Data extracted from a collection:
• • • •
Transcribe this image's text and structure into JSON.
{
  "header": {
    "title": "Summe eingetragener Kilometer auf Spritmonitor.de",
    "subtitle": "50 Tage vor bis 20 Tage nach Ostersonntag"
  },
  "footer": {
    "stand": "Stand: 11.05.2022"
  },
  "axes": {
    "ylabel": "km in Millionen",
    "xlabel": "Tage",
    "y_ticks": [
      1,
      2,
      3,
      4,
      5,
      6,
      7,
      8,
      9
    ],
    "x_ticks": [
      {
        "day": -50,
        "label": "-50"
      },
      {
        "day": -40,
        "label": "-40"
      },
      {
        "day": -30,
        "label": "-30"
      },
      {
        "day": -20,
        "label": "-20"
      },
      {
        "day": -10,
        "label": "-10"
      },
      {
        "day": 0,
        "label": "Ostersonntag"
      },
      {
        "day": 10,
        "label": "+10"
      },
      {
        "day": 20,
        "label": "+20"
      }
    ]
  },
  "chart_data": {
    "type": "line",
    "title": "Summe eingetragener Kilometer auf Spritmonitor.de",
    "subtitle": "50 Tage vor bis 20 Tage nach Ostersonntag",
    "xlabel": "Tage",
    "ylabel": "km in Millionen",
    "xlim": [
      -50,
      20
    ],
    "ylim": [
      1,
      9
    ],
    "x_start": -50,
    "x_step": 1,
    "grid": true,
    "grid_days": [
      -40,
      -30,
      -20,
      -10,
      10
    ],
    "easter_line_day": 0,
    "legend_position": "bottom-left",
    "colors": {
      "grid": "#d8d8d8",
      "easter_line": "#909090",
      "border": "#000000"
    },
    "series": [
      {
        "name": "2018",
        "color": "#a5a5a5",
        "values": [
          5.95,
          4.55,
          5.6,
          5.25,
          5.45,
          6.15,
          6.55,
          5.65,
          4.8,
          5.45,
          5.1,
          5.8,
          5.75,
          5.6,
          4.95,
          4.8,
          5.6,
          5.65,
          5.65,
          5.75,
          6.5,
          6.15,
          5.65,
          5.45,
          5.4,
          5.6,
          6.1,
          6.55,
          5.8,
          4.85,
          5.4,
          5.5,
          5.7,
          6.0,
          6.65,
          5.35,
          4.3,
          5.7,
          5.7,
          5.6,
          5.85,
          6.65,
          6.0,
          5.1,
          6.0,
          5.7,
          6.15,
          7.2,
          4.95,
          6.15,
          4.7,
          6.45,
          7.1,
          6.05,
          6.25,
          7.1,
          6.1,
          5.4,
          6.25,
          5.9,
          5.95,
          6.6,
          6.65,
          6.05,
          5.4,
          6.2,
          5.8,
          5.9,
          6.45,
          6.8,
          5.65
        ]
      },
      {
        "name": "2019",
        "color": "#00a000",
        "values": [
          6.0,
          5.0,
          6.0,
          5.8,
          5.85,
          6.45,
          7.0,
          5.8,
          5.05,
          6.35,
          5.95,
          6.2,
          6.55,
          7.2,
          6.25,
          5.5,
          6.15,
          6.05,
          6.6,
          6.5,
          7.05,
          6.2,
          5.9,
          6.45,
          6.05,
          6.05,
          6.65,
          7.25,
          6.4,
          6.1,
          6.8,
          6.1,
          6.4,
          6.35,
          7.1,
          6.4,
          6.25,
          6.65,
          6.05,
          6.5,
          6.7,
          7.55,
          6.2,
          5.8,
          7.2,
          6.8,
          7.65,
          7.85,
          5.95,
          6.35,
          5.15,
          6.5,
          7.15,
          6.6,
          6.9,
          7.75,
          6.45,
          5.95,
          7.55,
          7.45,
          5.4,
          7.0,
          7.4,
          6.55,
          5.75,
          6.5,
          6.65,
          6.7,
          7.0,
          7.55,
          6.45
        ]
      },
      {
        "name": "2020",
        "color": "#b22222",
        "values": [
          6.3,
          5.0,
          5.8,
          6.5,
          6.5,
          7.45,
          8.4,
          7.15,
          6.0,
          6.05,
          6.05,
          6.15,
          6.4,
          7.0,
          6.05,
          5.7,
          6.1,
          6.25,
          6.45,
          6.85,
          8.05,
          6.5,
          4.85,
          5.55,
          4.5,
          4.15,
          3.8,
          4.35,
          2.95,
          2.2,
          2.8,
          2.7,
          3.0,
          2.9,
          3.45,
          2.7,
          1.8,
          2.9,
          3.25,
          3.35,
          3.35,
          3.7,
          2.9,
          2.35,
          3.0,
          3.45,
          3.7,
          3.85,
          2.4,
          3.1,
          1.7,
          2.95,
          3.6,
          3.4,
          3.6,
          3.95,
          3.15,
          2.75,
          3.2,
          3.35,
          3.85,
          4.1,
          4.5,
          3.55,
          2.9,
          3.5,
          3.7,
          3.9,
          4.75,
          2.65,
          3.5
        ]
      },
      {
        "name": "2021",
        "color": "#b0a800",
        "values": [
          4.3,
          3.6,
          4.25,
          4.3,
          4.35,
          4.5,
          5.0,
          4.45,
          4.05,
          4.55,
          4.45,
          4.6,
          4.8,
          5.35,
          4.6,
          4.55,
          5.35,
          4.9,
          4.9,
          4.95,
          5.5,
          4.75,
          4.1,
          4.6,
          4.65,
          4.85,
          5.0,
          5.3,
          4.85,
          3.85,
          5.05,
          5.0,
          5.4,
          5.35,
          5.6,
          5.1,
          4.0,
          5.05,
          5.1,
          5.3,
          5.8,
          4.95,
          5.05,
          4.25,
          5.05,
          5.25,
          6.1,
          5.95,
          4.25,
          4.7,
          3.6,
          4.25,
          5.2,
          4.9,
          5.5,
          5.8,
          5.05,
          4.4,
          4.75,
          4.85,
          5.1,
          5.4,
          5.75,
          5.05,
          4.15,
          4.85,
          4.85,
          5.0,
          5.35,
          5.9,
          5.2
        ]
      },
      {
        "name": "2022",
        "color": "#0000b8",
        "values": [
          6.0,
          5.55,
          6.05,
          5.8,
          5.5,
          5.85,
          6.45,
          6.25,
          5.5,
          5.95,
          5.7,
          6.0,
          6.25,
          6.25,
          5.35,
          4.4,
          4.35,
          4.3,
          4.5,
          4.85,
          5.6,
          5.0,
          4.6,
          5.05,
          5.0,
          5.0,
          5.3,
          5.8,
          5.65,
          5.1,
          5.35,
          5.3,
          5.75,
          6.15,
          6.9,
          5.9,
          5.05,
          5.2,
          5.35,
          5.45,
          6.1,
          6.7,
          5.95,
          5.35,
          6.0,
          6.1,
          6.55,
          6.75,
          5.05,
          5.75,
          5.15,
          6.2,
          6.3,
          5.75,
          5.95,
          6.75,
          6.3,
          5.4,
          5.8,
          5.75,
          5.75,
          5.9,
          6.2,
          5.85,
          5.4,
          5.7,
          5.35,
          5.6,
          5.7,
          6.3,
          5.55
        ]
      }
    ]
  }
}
• • • •
Extract every line above exactly as it stands.

Transcribe this image's text and structure into JSON.
{
  "header": {
    "title": "Summe eingetragener Kilometer auf Spritmonitor.de",
    "subtitle": "50 Tage vor bis 20 Tage nach Ostersonntag"
  },
  "footer": {
    "stand": "Stand: 11.05.2022"
  },
  "axes": {
    "ylabel": "km in Millionen",
    "xlabel": "Tage",
    "y_ticks": [
      1,
      2,
      3,
      4,
      5,
      6,
      7,
      8,
      9
    ],
    "x_ticks": [
      {
        "day": -50,
        "label": "-50"
      },
      {
        "day": -40,
        "label": "-40"
      },
      {
        "day": -30,
        "label": "-30"
      },
      {
        "day": -20,
        "label": "-20"
      },
      {
        "day": -10,
        "label": "-10"
      },
      {
        "day": 0,
        "label": "Ostersonntag"
      },
      {
        "day": 10,
        "label": "+10"
      },
      {
        "day": 20,
        "label": "+20"
      }
    ]
  },
  "chart_data": {
    "type": "line",
    "title": "Summe eingetragener Kilometer auf Spritmonitor.de",
    "subtitle": "50 Tage vor bis 20 Tage nach Ostersonntag",
    "xlabel": "Tage",
    "ylabel": "km in Millionen",
    "xlim": [
      -50,
      20
    ],
    "ylim": [
      1,
      9
    ],
    "x_start": -50,
    "x_step": 1,
    "grid": true,
    "grid_days": [
      -40,
      -30,
      -20,
      -10,
      10
    ],
    "easter_line_day": 0,
    "legend_position": "bottom-left",
    "colors": {
      "grid": "#d8d8d8",
      "easter_line": "#909090",
      "border": "#000000"
    },
    "series": [
      {
        "name": "2018",
        "color": "#a5a5a5",
        "values": [
          5.95,
          4.55,
          5.6,
          5.25,
          5.45,
          6.15,
          6.55,
          5.65,
          4.8,
          5.45,
          5.1,
          5.8,
          5.75,
          5.6,
          4.95,
          4.8,
          5.6,
          5.65,
          5.65,
          5.75,
          6.5,
          6.15,
          5.65,
          5.45,
          5.4,
          5.6,
          6.1,
          6.55,
          5.8,
          4.85,
          5.4,
          5.5,
          5.7,
          6.0,
          6.65,
          5.35,
          4.3,
          5.7,
          5.7,
          5.6,
          5.85,
          6.65,
          6.0,
          5.1,
          6.0,
          5.7,
          6.15,
          7.2,
          4.95,
          6.15,
          4.7,
          6.45,
          7.1,
          6.05,
          6.25,
          7.1,
          6.1,
          5.4,
          6.25,
          5.9,
          5.95,
          6.6,
          6.65,
          6.05,
          5.4,
          6.2,
          5.8,
          5.9,
          6.45,
          6.8,
          5.65
        ]
      },
      {
        "name": "2019",
        "color": "#00a000",
        "values": [
          6.0,
          5.0,
          6.0,
          5.8,
          5.85,
          6.45,
          7.0,
          5.8,
          5.05,
          6.35,
          5.95,
          6.2,
          6.55,
          7.2,
          6.25,
          5.5,
          6.15,
          6.05,
          6.6,
          6.5,
          7.05,
          6.2,
          5.9,
          6.45,
          6.05,
          6.05,
          6.65,
          7.25,
          6.4,
          6.1,
          6.8,
          6.1,
          6.4,
          6.35,
          7.1,
          6.4,
          6.25,
          6.65,
          6.05,
          6.5,
          6.7,
          7.55,
          6.2,
          5.8,
          7.2,
          6.8,
          7.65,
          7.85,
          5.95,
          6.35,
          5.15,
          6.5,
          7.15,
          6.6,
          6.9,
          7.75,
          6.45,
          5.95,
          7.55,
          7.45,
          5.4,
          7.0,
          7.4,
          6.55,
          5.75,
          6.5,
          6.65,
          6.7,
          7.0,
          7.55,
          6.45
        ]
      },
      {
        "name": "2020",
        "color": "#b22222",
        "values": [
          6.3,
          5.0,
          5.8,
          6.5,
          6.5,
          7.45,
          8.4,
          7.15,
          6.0,
          6.05,
          6.05,
          6.15,
          6.4,
          7.0,
          6.05,
          5.7,
          6.1,
          6.25,
          6.45,
          6.85,
          8.05,
          6.5,
          4.85,
          5.55,
          4.5,
          4.15,
          3.8,
          4.35,
          2.95,
          2.2,
          2.8,
          2.7,
          3.0,
          2.9,
          3.45,
          2.7,
          1.8,
          2.9,
          3.25,
          3.35,
          3.35,
          3.7,
          2.9,
          2.35,
          3.0,
          3.45,
          3.7,
          3.85,
          2.4,
          3.1,
          1.7,
          2.95,
          3.6,
          3.4,
          3.6,
          3.95,
          3.15,
          2.75,
          3.2,
          3.35,
          3.85,
          4.1,
          4.5,
          3.55,
          2.9,
          3.5,
          3.7,
          3.9,
          4.75,
          2.65,
          3.5
        ]
      },
      {
        "name": "2021",
        "color": "#b0a800",
        "values": [
          4.3,
          3.6,
          4.25,
          4.3,
          4.35,
          4.5,
          5.0,
          4.45,
          4.05,
          4.55,
          4.45,
          4.6,
          4.8,
          5.35,
          4.6,
          4.55,
          5.35,
          4.9,
          4.9,
          4.95,
          5.5,
          4.75,
          4.1,
          4.6,
          4.65,
          4.85,
          5.0,
          5.3,
          4.85,
          3.85,
          5.05,
          5.0,
          5.4,
          5.35,
          5.6,
          5.1,
          4.0,
          5.05,
          5.1,
          5.3,
          5.8,
          4.95,
          5.05,
          4.25,
          5.05,
          5.25,
          6.1,
          5.95,
          4.25,
          4.7,
          3.6,
          4.25,
          5.2,
          4.9,
          5.5,
          5.8,
          5.05,
          4.4,
          4.75,
          4.85,
          5.1,
          5.4,
          5.75,
          5.05,
          4.15,
          4.85,
          4.85,
          5.0,
          5.35,
          5.9,
          5.2
        ]
      },
      {
        "name": "2022",
        "color": "#0000b8",
        "values": [
          6.0,
          5.55,
          6.05,
          5.8,
          5.5,
          5.85,
          6.45,
          6.25,
          5.5,
          5.95,
          5.7,
          6.0,
          6.25,
          6.25,
          5.35,
          4.4,
          4.35,
          4.3,
          4.5,
          4.85,
          5.6,
          5.0,
          4.6,
          5.05,
          5.0,
          5.0,
          5.3,
          5.8,
          5.65,
          5.1,
          5.35,
          5.3,
          5.75,
          6.15,
          6.9,
          5.9,
          5.05,
          5.2,
          5.35,
          5.45,
          6.1,
          6.7,
          5.95,
          5.35,
          6.0,
          6.1,
          6.55,
          6.75,
          5.05,
          5.75,
          5.15,
          6.2,
          6.3,
          5.75,
          5.95,
          6.75,
          6.3,
          5.4,
          5.8,
          5.75,
          5.75,
          5.9,
          6.2,
          5.85,
          5.4,
          5.7,
          5.35,
          5.6,
          5.7,
          6.3,
          5.55
        ]
      }
    ]
  }
}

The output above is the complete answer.